## WRITTEN TASK
Output the full listing below exactly, without the pictures.

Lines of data

☆ ☆ ☆ ☆ ☆

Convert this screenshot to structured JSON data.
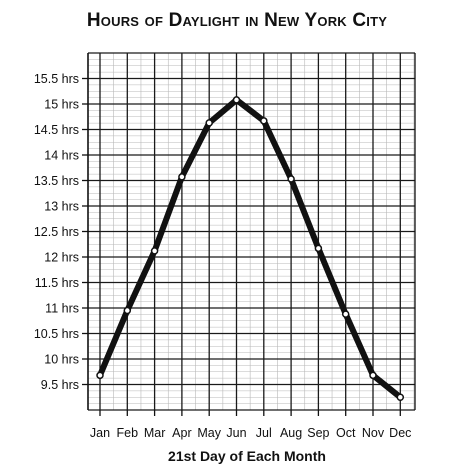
{
  "chart_data": {
    "type": "line",
    "title": "Hours of Daylight in New York City",
    "xlabel": "21st Day of Each Month",
    "ylabel": "",
    "categories": [
      "Jan",
      "Feb",
      "Mar",
      "Apr",
      "May",
      "Jun",
      "Jul",
      "Aug",
      "Sep",
      "Oct",
      "Nov",
      "Dec"
    ],
    "y_ticks": [
      "9.5 hrs",
      "10 hrs",
      "10.5 hrs",
      "11 hrs",
      "11.5 hrs",
      "12 hrs",
      "12.5 hrs",
      "13 hrs",
      "13.5 hrs",
      "14 hrs",
      "14.5 hrs",
      "15 hrs",
      "15.5 hrs"
    ],
    "y_tick_values": [
      9.5,
      10,
      10.5,
      11,
      11.5,
      12,
      12.5,
      13,
      13.5,
      14,
      14.5,
      15,
      15.5
    ],
    "ylim": [
      9,
      16
    ],
    "series": [
      {
        "values": [
          9.68,
          10.95,
          12.12,
          13.57,
          14.63,
          15.08,
          14.67,
          13.53,
          12.17,
          10.88,
          9.68,
          9.25
        ]
      }
    ],
    "grid": true,
    "minor_grid": true,
    "line_color": "#111111"
  }
}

☆ ☆ ☆ ☆ ☆

## RESPONSE TO THE TASK
Convert this screenshot to structured JSON data.
{
  "chart_data": {
    "type": "line",
    "title": "Hours of Daylight in New York City",
    "xlabel": "21st Day of Each Month",
    "ylabel": "",
    "categories": [
      "Jan",
      "Feb",
      "Mar",
      "Apr",
      "May",
      "Jun",
      "Jul",
      "Aug",
      "Sep",
      "Oct",
      "Nov",
      "Dec"
    ],
    "y_ticks": [
      "9.5 hrs",
      "10 hrs",
      "10.5 hrs",
      "11 hrs",
      "11.5 hrs",
      "12 hrs",
      "12.5 hrs",
      "13 hrs",
      "13.5 hrs",
      "14 hrs",
      "14.5 hrs",
      "15 hrs",
      "15.5 hrs"
    ],
    "y_tick_values": [
      9.5,
      10,
      10.5,
      11,
      11.5,
      12,
      12.5,
      13,
      13.5,
      14,
      14.5,
      15,
      15.5
    ],
    "ylim": [
      9,
      16
    ],
    "series": [
      {
        "values": [
          9.68,
          10.95,
          12.12,
          13.57,
          14.63,
          15.08,
          14.67,
          13.53,
          12.17,
          10.88,
          9.68,
          9.25
        ]
      }
    ],
    "grid": true,
    "minor_grid": true,
    "line_color": "#111111"
  }
}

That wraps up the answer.